Wherever a line holds the string "WILL", copy that line.

── DATA SUPPLIED

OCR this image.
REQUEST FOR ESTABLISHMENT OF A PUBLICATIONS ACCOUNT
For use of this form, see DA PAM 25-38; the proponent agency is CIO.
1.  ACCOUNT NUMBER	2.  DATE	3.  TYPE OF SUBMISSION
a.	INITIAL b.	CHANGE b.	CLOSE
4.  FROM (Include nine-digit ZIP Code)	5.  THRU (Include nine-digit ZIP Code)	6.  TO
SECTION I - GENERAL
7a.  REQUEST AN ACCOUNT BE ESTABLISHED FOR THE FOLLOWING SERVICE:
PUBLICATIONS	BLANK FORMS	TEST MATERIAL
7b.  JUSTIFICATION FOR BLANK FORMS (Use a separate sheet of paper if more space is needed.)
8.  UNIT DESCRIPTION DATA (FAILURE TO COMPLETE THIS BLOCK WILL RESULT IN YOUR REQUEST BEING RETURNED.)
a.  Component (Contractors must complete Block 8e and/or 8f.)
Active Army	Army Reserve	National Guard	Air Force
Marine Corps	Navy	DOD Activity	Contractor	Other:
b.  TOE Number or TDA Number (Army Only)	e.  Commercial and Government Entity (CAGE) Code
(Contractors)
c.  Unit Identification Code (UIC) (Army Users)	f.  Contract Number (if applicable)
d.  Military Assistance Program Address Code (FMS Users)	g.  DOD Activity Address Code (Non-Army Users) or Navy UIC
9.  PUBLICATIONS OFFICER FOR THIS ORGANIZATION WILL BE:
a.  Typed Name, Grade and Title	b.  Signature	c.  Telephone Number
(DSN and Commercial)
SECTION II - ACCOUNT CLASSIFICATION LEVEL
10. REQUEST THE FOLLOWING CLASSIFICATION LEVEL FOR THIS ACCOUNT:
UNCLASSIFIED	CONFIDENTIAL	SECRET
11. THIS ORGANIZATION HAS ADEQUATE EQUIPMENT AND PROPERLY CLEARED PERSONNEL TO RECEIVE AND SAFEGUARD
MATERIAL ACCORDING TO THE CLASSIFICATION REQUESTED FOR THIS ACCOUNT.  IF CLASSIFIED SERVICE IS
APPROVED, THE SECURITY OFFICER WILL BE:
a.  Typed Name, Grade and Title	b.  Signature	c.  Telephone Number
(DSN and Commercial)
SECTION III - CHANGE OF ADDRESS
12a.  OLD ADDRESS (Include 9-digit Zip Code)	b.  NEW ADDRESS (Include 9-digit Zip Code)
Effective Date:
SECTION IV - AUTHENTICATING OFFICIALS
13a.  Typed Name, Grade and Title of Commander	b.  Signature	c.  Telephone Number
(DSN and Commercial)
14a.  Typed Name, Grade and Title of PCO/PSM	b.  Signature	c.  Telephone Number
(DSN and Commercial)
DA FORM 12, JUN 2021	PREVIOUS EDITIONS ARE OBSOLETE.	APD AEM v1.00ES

────

## RESULT OF THE EXERCISE
8.  UNIT DESCRIPTION DATA (FAILURE TO COMPLETE THIS BLOCK WILL RESULT IN YOUR REQUEST BEING RETURNED.)
9.  PUBLICATIONS OFFICER FOR THIS ORGANIZATION WILL BE:
APPROVED, THE SECURITY OFFICER WILL BE:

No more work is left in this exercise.